- DIRECTIVE -
Of the lines in the entries below, state how many hold the word "output". Say nothing else.

- DATASET EXTRACT -
****************************************
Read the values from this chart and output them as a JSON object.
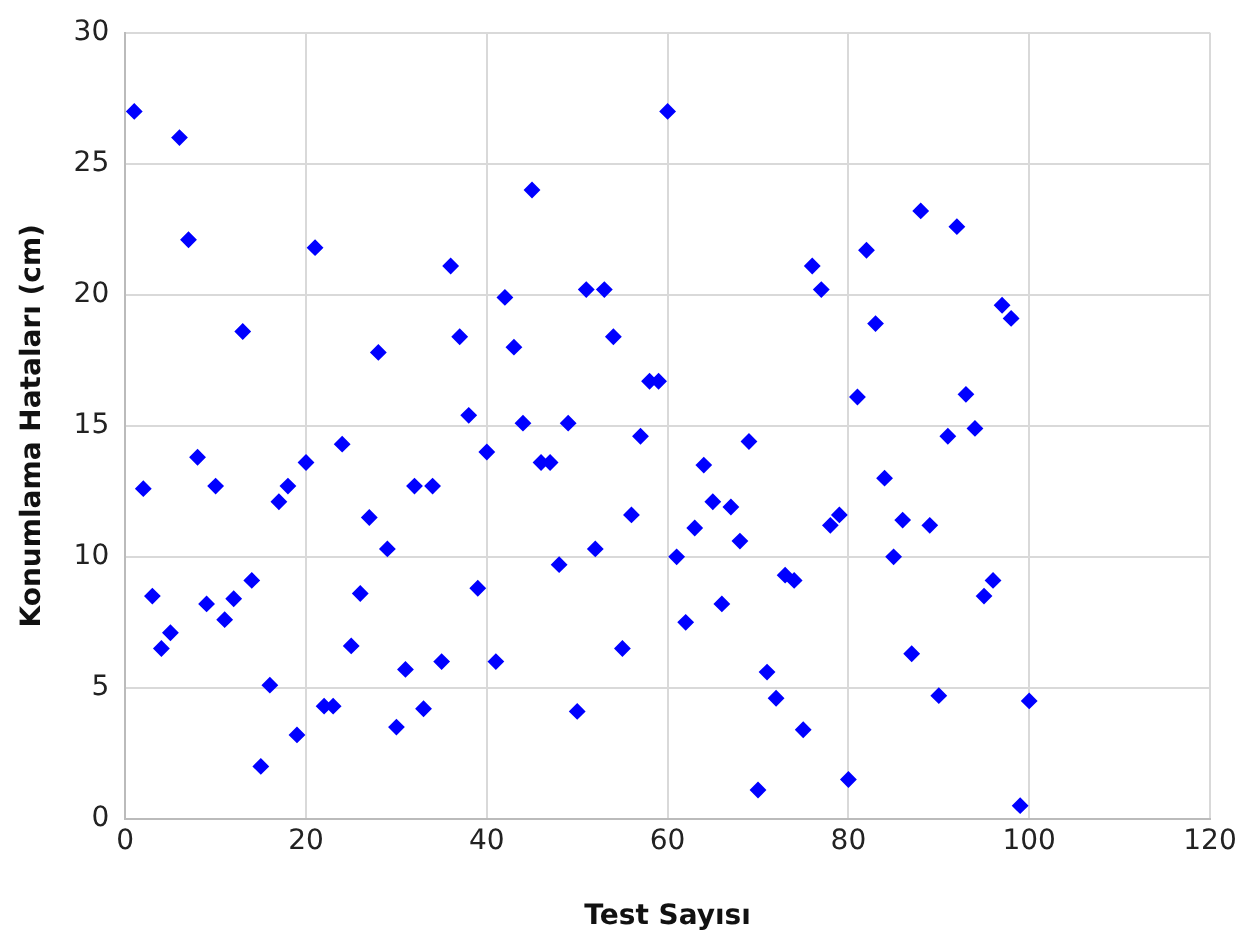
{
  "chart_data": {
    "type": "scatter",
    "xlabel": "Test Sayısı",
    "ylabel": "Konumlama Hataları (cm)",
    "x": [
      1,
      2,
      3,
      4,
      5,
      6,
      7,
      8,
      9,
      10,
      11,
      12,
      13,
      14,
      15,
      16,
      17,
      18,
      19,
      20,
      21,
      22,
      23,
      24,
      25,
      26,
      27,
      28,
      29,
      30,
      31,
      32,
      33,
      34,
      35,
      36,
      37,
      38,
      39,
      40,
      41,
      42,
      43,
      44,
      45,
      46,
      47,
      48,
      49,
      50,
      51,
      52,
      53,
      54,
      55,
      56,
      57,
      58,
      59,
      60,
      61,
      62,
      63,
      64,
      65,
      66,
      67,
      68,
      69,
      70,
      71,
      72,
      73,
      74,
      75,
      76,
      77,
      78,
      79,
      80,
      81,
      82,
      83,
      84,
      85,
      86,
      87,
      88,
      89,
      90,
      91,
      92,
      93,
      94,
      95,
      96,
      97,
      98,
      99,
      100
    ],
    "series": [
      {
        "color": "#0000ff",
        "values": [
          27.0,
          12.6,
          8.5,
          6.5,
          7.1,
          26.0,
          22.1,
          13.8,
          8.2,
          12.7,
          7.6,
          8.4,
          18.6,
          9.1,
          2.0,
          5.1,
          12.1,
          12.7,
          3.2,
          13.6,
          21.8,
          4.3,
          4.3,
          14.3,
          6.6,
          8.6,
          11.5,
          17.8,
          10.3,
          3.5,
          5.7,
          12.7,
          4.2,
          12.7,
          6.0,
          21.1,
          18.4,
          15.4,
          8.8,
          14.0,
          6.0,
          19.9,
          18.0,
          15.1,
          24.0,
          13.6,
          13.6,
          9.7,
          15.1,
          4.1,
          20.2,
          10.3,
          20.2,
          18.4,
          6.5,
          11.6,
          14.6,
          16.7,
          16.7,
          27.0,
          10.0,
          7.5,
          11.1,
          13.5,
          12.1,
          8.2,
          11.9,
          10.6,
          14.4,
          1.1,
          5.6,
          4.6,
          9.3,
          9.1,
          3.4,
          21.1,
          20.2,
          11.2,
          11.6,
          1.5,
          16.1,
          21.7,
          18.9,
          13.0,
          10.0,
          11.4,
          6.3,
          23.2,
          11.2,
          4.7,
          14.6,
          22.6,
          16.2,
          14.9,
          8.5,
          9.1,
          19.6,
          19.1,
          0.5,
          4.5
        ]
      }
    ],
    "xlim": [
      0,
      120
    ],
    "xticks": [
      0,
      20,
      40,
      60,
      80,
      100,
      120
    ],
    "ylim": [
      0,
      30
    ],
    "yticks": [
      0,
      5,
      10,
      15,
      20,
      25,
      30
    ],
    "grid": true,
    "marker": "diamond"
  }
}
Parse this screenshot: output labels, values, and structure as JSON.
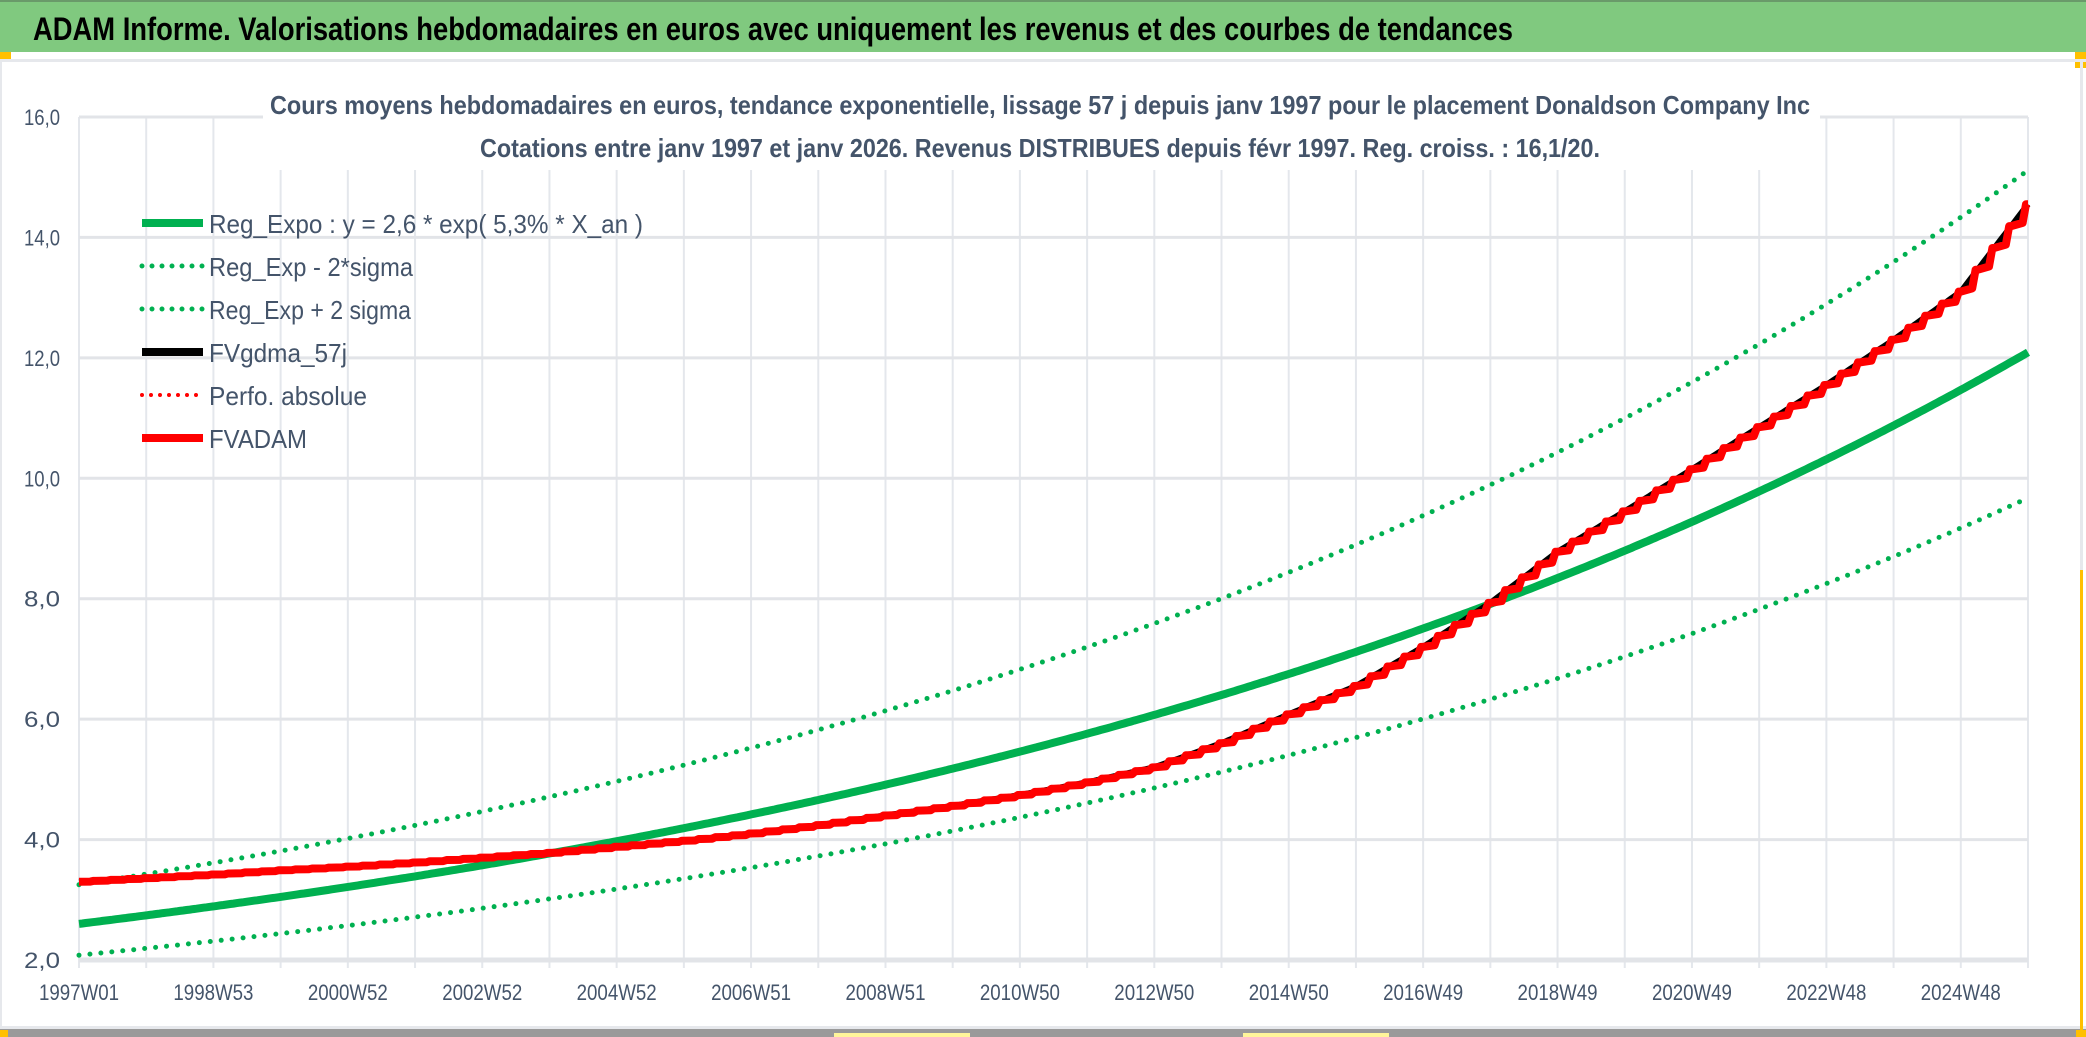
****************************************
- EXERCISE SOLUTION -
2